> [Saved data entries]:
========

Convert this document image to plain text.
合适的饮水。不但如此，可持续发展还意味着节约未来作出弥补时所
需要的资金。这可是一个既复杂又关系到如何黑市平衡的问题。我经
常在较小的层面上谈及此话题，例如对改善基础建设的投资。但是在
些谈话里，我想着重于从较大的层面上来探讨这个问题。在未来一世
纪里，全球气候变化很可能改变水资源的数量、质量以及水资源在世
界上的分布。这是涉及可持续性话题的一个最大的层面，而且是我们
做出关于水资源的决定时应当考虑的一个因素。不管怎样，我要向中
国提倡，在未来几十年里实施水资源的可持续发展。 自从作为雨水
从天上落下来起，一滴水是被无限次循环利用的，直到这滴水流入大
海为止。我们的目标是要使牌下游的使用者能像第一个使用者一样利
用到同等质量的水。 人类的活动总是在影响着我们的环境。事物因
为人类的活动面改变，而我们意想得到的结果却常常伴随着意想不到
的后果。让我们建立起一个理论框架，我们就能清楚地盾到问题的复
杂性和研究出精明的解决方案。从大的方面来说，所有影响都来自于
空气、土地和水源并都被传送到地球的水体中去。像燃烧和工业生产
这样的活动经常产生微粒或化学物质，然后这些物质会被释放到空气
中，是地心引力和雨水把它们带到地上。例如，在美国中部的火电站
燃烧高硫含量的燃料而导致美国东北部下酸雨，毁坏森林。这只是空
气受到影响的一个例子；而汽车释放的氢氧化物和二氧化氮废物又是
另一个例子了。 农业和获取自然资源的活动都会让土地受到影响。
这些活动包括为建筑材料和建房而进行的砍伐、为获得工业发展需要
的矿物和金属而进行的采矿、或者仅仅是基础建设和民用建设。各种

========

> [To be done]:
Repeat every entry exactly, please.

> [Solution for this problem]:
Convert this document image to plain text.
合适的饮水。不但如此，可持续发展还意味着节约未来作出弥补时所
需要的资金。这可是一个既复杂又关系到如何黑市平衡的问题。我经
常在较小的层面上谈及此话题，例如对改善基础建设的投资。但是在
些谈话里，我想着重于从较大的层面上来探讨这个问题。在未来一世
纪里，全球气候变化很可能改变水资源的数量、质量以及水资源在世
界上的分布。这是涉及可持续性话题的一个最大的层面，而且是我们
做出关于水资源的决定时应当考虑的一个因素。不管怎样，我要向中
国提倡，在未来几十年里实施水资源的可持续发展。 自从作为雨水
从天上落下来起，一滴水是被无限次循环利用的，直到这滴水流入大
海为止。我们的目标是要使牌下游的使用者能像第一个使用者一样利
用到同等质量的水。 人类的活动总是在影响着我们的环境。事物因
为人类的活动面改变，而我们意想得到的结果却常常伴随着意想不到
的后果。让我们建立起一个理论框架，我们就能清楚地盾到问题的复
杂性和研究出精明的解决方案。从大的方面来说，所有影响都来自于
空气、土地和水源并都被传送到地球的水体中去。像燃烧和工业生产
这样的活动经常产生微粒或化学物质，然后这些物质会被释放到空气
中，是地心引力和雨水把它们带到地上。例如，在美国中部的火电站
燃烧高硫含量的燃料而导致美国东北部下酸雨，毁坏森林。这只是空
气受到影响的一个例子；而汽车释放的氢氧化物和二氧化氮废物又是
另一个例子了。 农业和获取自然资源的活动都会让土地受到影响。
这些活动包括为建筑材料和建房而进行的砍伐、为获得工业发展需要
的矿物和金属而进行的采矿、或者仅仅是基础建设和民用建设。各种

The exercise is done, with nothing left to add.